Every line holding the word "hyvinvoinnille" counts once. Give the total, nothing more.

Records:
--- --- ---

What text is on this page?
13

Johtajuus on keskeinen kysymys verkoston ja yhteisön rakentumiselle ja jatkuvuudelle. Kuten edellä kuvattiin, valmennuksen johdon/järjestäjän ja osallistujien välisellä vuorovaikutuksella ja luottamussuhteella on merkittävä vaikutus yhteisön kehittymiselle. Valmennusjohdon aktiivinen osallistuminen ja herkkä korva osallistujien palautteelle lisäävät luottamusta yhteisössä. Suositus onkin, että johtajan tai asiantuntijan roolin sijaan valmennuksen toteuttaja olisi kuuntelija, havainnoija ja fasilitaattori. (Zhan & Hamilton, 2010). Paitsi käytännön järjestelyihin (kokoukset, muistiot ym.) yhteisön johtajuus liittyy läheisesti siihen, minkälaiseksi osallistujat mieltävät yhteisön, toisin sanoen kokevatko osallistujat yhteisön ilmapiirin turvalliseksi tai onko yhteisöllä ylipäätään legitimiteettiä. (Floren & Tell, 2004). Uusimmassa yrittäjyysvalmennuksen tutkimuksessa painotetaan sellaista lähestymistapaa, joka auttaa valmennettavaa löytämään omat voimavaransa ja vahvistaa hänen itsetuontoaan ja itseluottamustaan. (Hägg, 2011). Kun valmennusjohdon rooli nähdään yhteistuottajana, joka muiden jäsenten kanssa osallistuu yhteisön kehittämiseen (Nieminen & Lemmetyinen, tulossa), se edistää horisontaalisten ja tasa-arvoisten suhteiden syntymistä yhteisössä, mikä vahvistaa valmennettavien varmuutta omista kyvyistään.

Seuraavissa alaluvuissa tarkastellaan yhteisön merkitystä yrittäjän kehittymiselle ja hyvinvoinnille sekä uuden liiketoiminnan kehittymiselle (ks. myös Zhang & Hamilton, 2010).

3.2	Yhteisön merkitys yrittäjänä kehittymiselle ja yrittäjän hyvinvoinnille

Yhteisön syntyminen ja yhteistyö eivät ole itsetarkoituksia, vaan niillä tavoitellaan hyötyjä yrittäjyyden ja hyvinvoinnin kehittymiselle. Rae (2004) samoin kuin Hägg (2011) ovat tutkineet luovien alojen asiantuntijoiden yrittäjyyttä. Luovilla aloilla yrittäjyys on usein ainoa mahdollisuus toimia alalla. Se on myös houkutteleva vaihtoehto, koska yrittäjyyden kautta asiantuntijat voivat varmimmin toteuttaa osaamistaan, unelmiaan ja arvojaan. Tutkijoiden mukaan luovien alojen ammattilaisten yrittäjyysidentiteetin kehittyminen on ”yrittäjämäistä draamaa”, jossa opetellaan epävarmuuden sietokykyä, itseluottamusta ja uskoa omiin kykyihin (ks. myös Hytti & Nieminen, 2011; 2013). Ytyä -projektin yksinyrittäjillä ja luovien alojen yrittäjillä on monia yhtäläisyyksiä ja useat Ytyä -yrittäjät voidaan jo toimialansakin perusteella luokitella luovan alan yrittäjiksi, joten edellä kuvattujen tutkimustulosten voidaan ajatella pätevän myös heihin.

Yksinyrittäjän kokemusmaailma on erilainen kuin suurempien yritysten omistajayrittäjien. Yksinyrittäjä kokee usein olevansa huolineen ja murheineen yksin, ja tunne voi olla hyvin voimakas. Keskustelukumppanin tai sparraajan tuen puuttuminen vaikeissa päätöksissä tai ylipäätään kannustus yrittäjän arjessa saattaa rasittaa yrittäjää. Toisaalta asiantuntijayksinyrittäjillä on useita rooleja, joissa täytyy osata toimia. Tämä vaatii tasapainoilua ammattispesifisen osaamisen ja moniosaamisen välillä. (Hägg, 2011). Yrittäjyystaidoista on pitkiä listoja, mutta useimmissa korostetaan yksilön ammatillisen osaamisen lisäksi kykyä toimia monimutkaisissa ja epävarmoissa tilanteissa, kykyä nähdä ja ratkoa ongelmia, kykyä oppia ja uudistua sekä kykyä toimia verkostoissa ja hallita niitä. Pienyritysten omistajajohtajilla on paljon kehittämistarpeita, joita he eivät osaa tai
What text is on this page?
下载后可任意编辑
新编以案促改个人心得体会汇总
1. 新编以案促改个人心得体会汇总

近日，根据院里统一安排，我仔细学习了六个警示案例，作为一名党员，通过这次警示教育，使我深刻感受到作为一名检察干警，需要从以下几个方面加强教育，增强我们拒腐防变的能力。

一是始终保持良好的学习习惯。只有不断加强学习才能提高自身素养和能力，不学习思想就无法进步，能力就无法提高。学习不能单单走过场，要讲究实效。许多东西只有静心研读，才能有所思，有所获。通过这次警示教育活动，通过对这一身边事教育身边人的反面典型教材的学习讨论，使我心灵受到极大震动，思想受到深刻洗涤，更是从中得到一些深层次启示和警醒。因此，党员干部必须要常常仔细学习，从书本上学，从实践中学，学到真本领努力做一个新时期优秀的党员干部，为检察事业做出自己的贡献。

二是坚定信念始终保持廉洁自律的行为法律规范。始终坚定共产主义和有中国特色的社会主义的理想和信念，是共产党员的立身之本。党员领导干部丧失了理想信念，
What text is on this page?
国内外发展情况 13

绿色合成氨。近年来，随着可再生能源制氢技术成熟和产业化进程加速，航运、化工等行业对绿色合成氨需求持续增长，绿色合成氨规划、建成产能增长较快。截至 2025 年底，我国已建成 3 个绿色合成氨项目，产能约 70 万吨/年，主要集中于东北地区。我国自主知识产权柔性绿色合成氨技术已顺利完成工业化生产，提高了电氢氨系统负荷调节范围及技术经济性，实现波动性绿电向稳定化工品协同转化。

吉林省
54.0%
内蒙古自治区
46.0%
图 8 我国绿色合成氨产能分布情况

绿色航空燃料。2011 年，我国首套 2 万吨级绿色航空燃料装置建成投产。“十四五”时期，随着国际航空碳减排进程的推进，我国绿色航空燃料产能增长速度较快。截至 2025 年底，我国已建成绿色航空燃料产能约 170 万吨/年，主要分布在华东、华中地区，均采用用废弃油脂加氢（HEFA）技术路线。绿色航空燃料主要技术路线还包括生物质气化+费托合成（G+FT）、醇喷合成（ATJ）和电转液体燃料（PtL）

--- --- ---

» **Answer to the exercise**
2